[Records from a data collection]
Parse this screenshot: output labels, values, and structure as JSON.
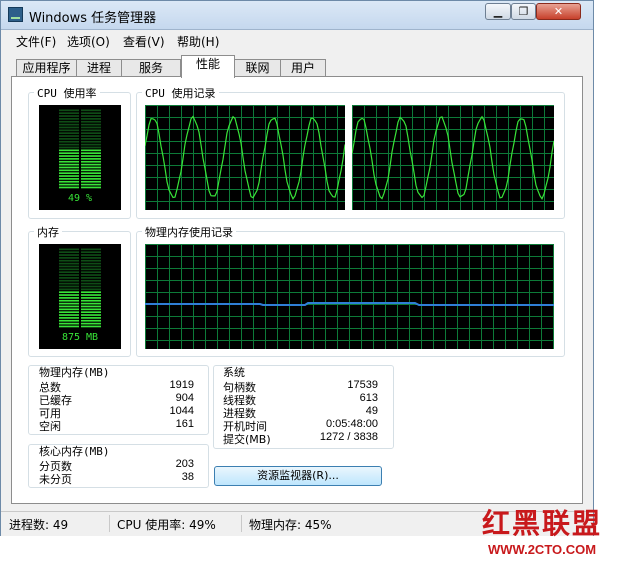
{
  "window": {
    "title": "Windows 任务管理器",
    "min_label": "▁",
    "max_label": "❐",
    "close_label": "✕",
    "icon": "task-manager-icon"
  },
  "menu": [
    {
      "label": "文件(F)"
    },
    {
      "label": "选项(O)"
    },
    {
      "label": "查看(V)"
    },
    {
      "label": "帮助(H)"
    }
  ],
  "tabs": [
    {
      "label": "应用程序"
    },
    {
      "label": "进程"
    },
    {
      "label": "服务"
    },
    {
      "label": "性能",
      "active": true
    },
    {
      "label": "联网"
    },
    {
      "label": "用户"
    }
  ],
  "performance": {
    "cpu_usage": {
      "title": "CPU 使用率",
      "value": "49 %",
      "fraction": 0.49
    },
    "cpu_history": {
      "title": "CPU 使用记录"
    },
    "memory": {
      "title": "内存",
      "value": "875 MB",
      "fraction": 0.45
    },
    "memory_history": {
      "title": "物理内存使用记录"
    },
    "physical_memory": {
      "title": "物理内存(MB)",
      "rows": [
        {
          "label": "总数",
          "value": "1919"
        },
        {
          "label": "已缓存",
          "value": "904"
        },
        {
          "label": "可用",
          "value": "1044"
        },
        {
          "label": "空闲",
          "value": "161"
        }
      ]
    },
    "kernel_memory": {
      "title": "核心内存(MB)",
      "rows": [
        {
          "label": "分页数",
          "value": "203"
        },
        {
          "label": "未分页",
          "value": "38"
        }
      ]
    },
    "system": {
      "title": "系统",
      "rows": [
        {
          "label": "句柄数",
          "value": "17539"
        },
        {
          "label": "线程数",
          "value": "613"
        },
        {
          "label": "进程数",
          "value": "49"
        },
        {
          "label": "开机时间",
          "value": "0:05:48:00"
        },
        {
          "label": "提交(MB)",
          "value": "1272 / 3838"
        }
      ]
    },
    "resource_monitor_button": "资源监视器(R)..."
  },
  "statusbar": {
    "processes": "进程数: 49",
    "cpu": "CPU 使用率: 49%",
    "memory": "物理内存: 45%"
  },
  "watermark": {
    "logo": "红黑联盟",
    "url": "WWW.2CTO.COM"
  },
  "colors": {
    "meter_green": "#38e438",
    "grid_green": "#0d7a38",
    "line_blue": "#2f7fd6"
  }
}
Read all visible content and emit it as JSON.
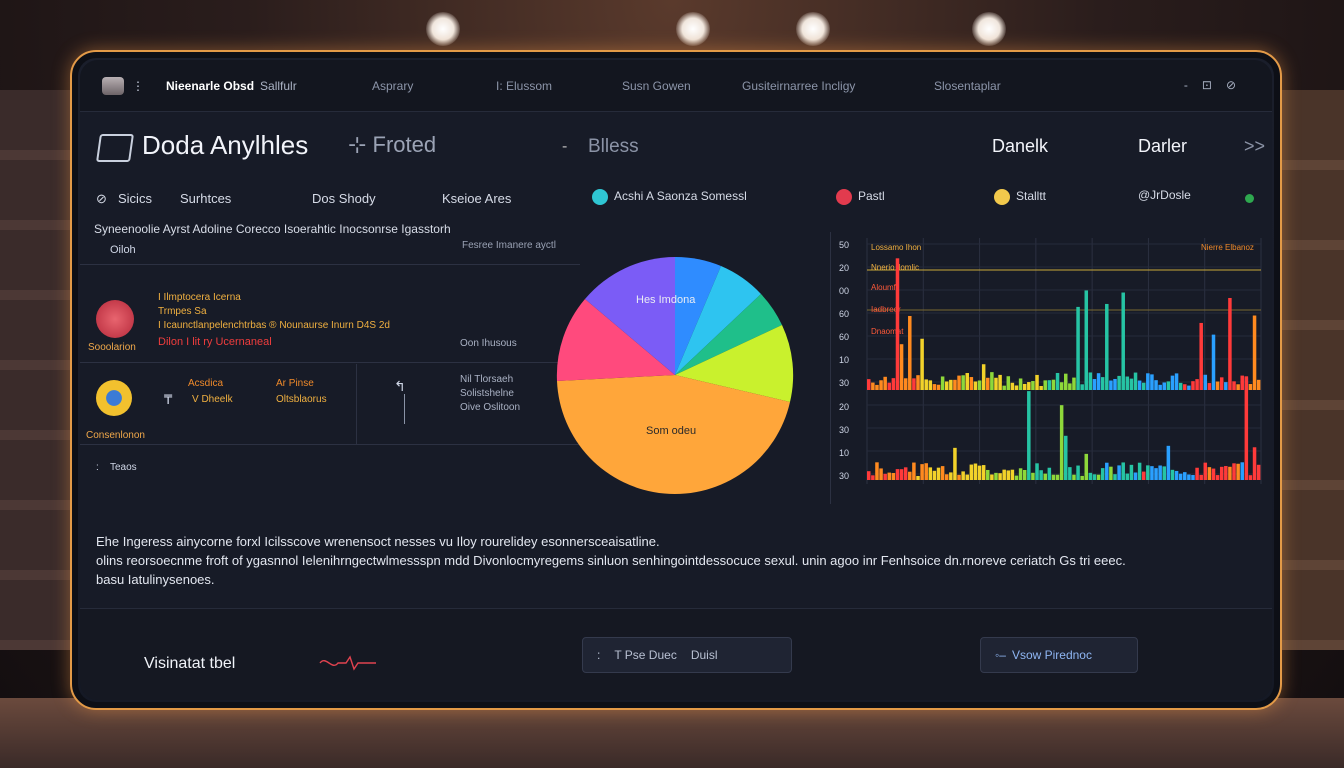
{
  "window": {
    "brand": "Nieenarle Obsd",
    "brand_sub": "Sallfulr",
    "tabs": [
      "Asprary",
      "I: Elussom",
      "Susn Gowen",
      "Gusiteirnarree Incligy",
      "Slosentaplar"
    ],
    "controls": [
      "-",
      "⊡",
      "⊘"
    ]
  },
  "header": {
    "title": "Doda Anylhles",
    "subtitle": "⊹ Froted",
    "middle_label": "Blless",
    "right_label_1": "Danelk",
    "right_label_2": "Darler",
    "chevron": ">>"
  },
  "filters": {
    "items": [
      "Sicics",
      "Surhtces",
      "Dos Shody",
      "Kseioe Ares"
    ],
    "badge_1": "Acshi A Saonza Somessl",
    "badge_2": "Pastl",
    "badge_3": "Stalltt",
    "badge_4": "@JrDosle"
  },
  "left_panel": {
    "heading": "Syneenoolie Ayrst Adoline Corecco Isoerahtic Inocsonrse Igasstorh",
    "subheading": "Oiloh",
    "right_note": "Fesree Imanere ayctl",
    "card1": {
      "title": "I Ilmptocera Icerna",
      "line2": "Trmpes Sa",
      "line3": "I Icaunctlanpelenchtrbas ® Nounaurse Inurn D4S 2d",
      "footer": "Dilon I lit ry Ucernaneal",
      "note": "Oon Ihusous",
      "caption": "Sooolarion"
    },
    "card2": {
      "col1_line1": "Acsdica",
      "col1_line2": "V Dheelk",
      "col2_line1": "Ar Pinse",
      "col2_line2": "Oltsblaorus",
      "mid_info_1": "Nil Tlorsaeh",
      "mid_info_2": "Solistshelne",
      "mid_info_3": "Oive Oslitoon",
      "caption": "Consenlonon",
      "sym": "₸"
    },
    "footer_item": "Teaos",
    "footer_prefix": ":"
  },
  "pie": {
    "label_top": "Hes Imdona",
    "label_bottom": "Som odeu"
  },
  "chart_data": {
    "type": "bar",
    "title": "",
    "y_ticks_top": [
      "50",
      "20",
      "00",
      "60",
      "60",
      "10",
      "30"
    ],
    "y_ticks_bottom": [
      "20",
      "30",
      "10",
      "30"
    ],
    "legend_top": [
      "Lossamo Ihon",
      "Nnerio llomlic"
    ],
    "legend_top_right": "Nierre Elbanoz",
    "legend_mid": [
      "Aloumf",
      "Iadbreor",
      "Dnaomat"
    ],
    "colors": [
      "#ff3a3a",
      "#ff8a1f",
      "#f2d22a",
      "#8ed83a",
      "#26c4a4",
      "#2aa0ff"
    ]
  },
  "bottom_text": {
    "line1": "Ehe Ingeress ainycorne forxl Icilsscove wrenensoct nesses vu Iloy rourelidey esonnersceaisatline.",
    "line2": "olins reorsoecnme froft of ygasnnol Ielenihrngectwlmessspn mdd Divonlocmyregems sinluon senhingointdessocuce sexul. unin agoo inr Fenhsoice dn.rnoreve ceriatch Gs tri eeec.",
    "line3": "basu Iatulinysenoes."
  },
  "bottom_panel": {
    "vis_label": "Visinatat tbel",
    "button1_label": "T Pse Duec",
    "button1_suffix": "Duisl",
    "button1_prefix": ":",
    "button2_label": "Vsow Pirednoc",
    "button2_prefix": "◦–"
  }
}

■ What you should do ■
Extract all the data above exactly, excluding every picture.

■ Task response ■
Parse this screenshot: output labels, values, and structure as JSON.
{
  "window": {
    "title": "Windows 任务管理器",
    "min_label": "▁",
    "max_label": "❐",
    "close_label": "✕",
    "icon": "task-manager-icon"
  },
  "menu": [
    {
      "label": "文件(F)"
    },
    {
      "label": "选项(O)"
    },
    {
      "label": "查看(V)"
    },
    {
      "label": "帮助(H)"
    }
  ],
  "tabs": [
    {
      "label": "应用程序"
    },
    {
      "label": "进程"
    },
    {
      "label": "服务"
    },
    {
      "label": "性能",
      "active": true
    },
    {
      "label": "联网"
    },
    {
      "label": "用户"
    }
  ],
  "performance": {
    "cpu_usage": {
      "title": "CPU 使用率",
      "value": "49 %",
      "fraction": 0.49
    },
    "cpu_history": {
      "title": "CPU 使用记录"
    },
    "memory": {
      "title": "内存",
      "value": "875 MB",
      "fraction": 0.45
    },
    "memory_history": {
      "title": "物理内存使用记录"
    },
    "physical_memory": {
      "title": "物理内存(MB)",
      "rows": [
        {
          "label": "总数",
          "value": "1919"
        },
        {
          "label": "已缓存",
          "value": "904"
        },
        {
          "label": "可用",
          "value": "1044"
        },
        {
          "label": "空闲",
          "value": "161"
        }
      ]
    },
    "kernel_memory": {
      "title": "核心内存(MB)",
      "rows": [
        {
          "label": "分页数",
          "value": "203"
        },
        {
          "label": "未分页",
          "value": "38"
        }
      ]
    },
    "system": {
      "title": "系统",
      "rows": [
        {
          "label": "句柄数",
          "value": "17539"
        },
        {
          "label": "线程数",
          "value": "613"
        },
        {
          "label": "进程数",
          "value": "49"
        },
        {
          "label": "开机时间",
          "value": "0:05:48:00"
        },
        {
          "label": "提交(MB)",
          "value": "1272 / 3838"
        }
      ]
    },
    "resource_monitor_button": "资源监视器(R)..."
  },
  "statusbar": {
    "processes": "进程数: 49",
    "cpu": "CPU 使用率: 49%",
    "memory": "物理内存: 45%"
  },
  "watermark": {
    "logo": "红黑联盟",
    "url": "WWW.2CTO.COM"
  },
  "colors": {
    "meter_green": "#38e438",
    "grid_green": "#0d7a38",
    "line_blue": "#2f7fd6"
  }
}
Read all visible content and emit it as JSON.
{
  "window": {
    "brand": "Nieenarle Obsd",
    "brand_sub": "Sallfulr",
    "tabs": [
      "Asprary",
      "I: Elussom",
      "Susn Gowen",
      "Gusiteirnarree Incligy",
      "Slosentaplar"
    ],
    "controls": [
      "-",
      "⊡",
      "⊘"
    ]
  },
  "header": {
    "title": "Doda Anylhles",
    "subtitle": "⊹ Froted",
    "middle_label": "Blless",
    "right_label_1": "Danelk",
    "right_label_2": "Darler",
    "chevron": ">>"
  },
  "filters": {
    "items": [
      "Sicics",
      "Surhtces",
      "Dos Shody",
      "Kseioe Ares"
    ],
    "badge_1": "Acshi A Saonza Somessl",
    "badge_2": "Pastl",
    "badge_3": "Stalltt",
    "badge_4": "@JrDosle"
  },
  "left_panel": {
    "heading": "Syneenoolie Ayrst Adoline Corecco Isoerahtic Inocsonrse Igasstorh",
    "subheading": "Oiloh",
    "right_note": "Fesree Imanere ayctl",
    "card1": {
      "title": "I Ilmptocera Icerna",
      "line2": "Trmpes Sa",
      "line3": "I Icaunctlanpelenchtrbas ® Nounaurse Inurn D4S 2d",
      "footer": "Dilon I lit ry Ucernaneal",
      "note": "Oon Ihusous",
      "caption": "Sooolarion"
    },
    "card2": {
      "col1_line1": "Acsdica",
      "col1_line2": "V Dheelk",
      "col2_line1": "Ar Pinse",
      "col2_line2": "Oltsblaorus",
      "mid_info_1": "Nil Tlorsaeh",
      "mid_info_2": "Solistshelne",
      "mid_info_3": "Oive Oslitoon",
      "caption": "Consenlonon",
      "sym": "₸"
    },
    "footer_item": "Teaos",
    "footer_prefix": ":"
  },
  "pie": {
    "label_top": "Hes Imdona",
    "label_bottom": "Som odeu"
  },
  "chart_data": {
    "type": "bar",
    "title": "",
    "y_ticks_top": [
      "50",
      "20",
      "00",
      "60",
      "60",
      "10",
      "30"
    ],
    "y_ticks_bottom": [
      "20",
      "30",
      "10",
      "30"
    ],
    "legend_top": [
      "Lossamo Ihon",
      "Nnerio llomlic"
    ],
    "legend_top_right": "Nierre Elbanoz",
    "legend_mid": [
      "Aloumf",
      "Iadbreor",
      "Dnaomat"
    ],
    "colors": [
      "#ff3a3a",
      "#ff8a1f",
      "#f2d22a",
      "#8ed83a",
      "#26c4a4",
      "#2aa0ff"
    ]
  },
  "bottom_text": {
    "line1": "Ehe Ingeress ainycorne forxl Icilsscove wrenensoct nesses vu Iloy rourelidey esonnersceaisatline.",
    "line2": "olins reorsoecnme froft of ygasnnol Ielenihrngectwlmessspn mdd Divonlocmyregems sinluon senhingointdessocuce sexul. unin agoo inr Fenhsoice dn.rnoreve ceriatch Gs tri eeec.",
    "line3": "basu Iatulinysenoes."
  },
  "bottom_panel": {
    "vis_label": "Visinatat tbel",
    "button1_label": "T Pse Duec",
    "button1_suffix": "Duisl",
    "button1_prefix": ":",
    "button2_label": "Vsow Pirednoc",
    "button2_prefix": "◦–"
  }
}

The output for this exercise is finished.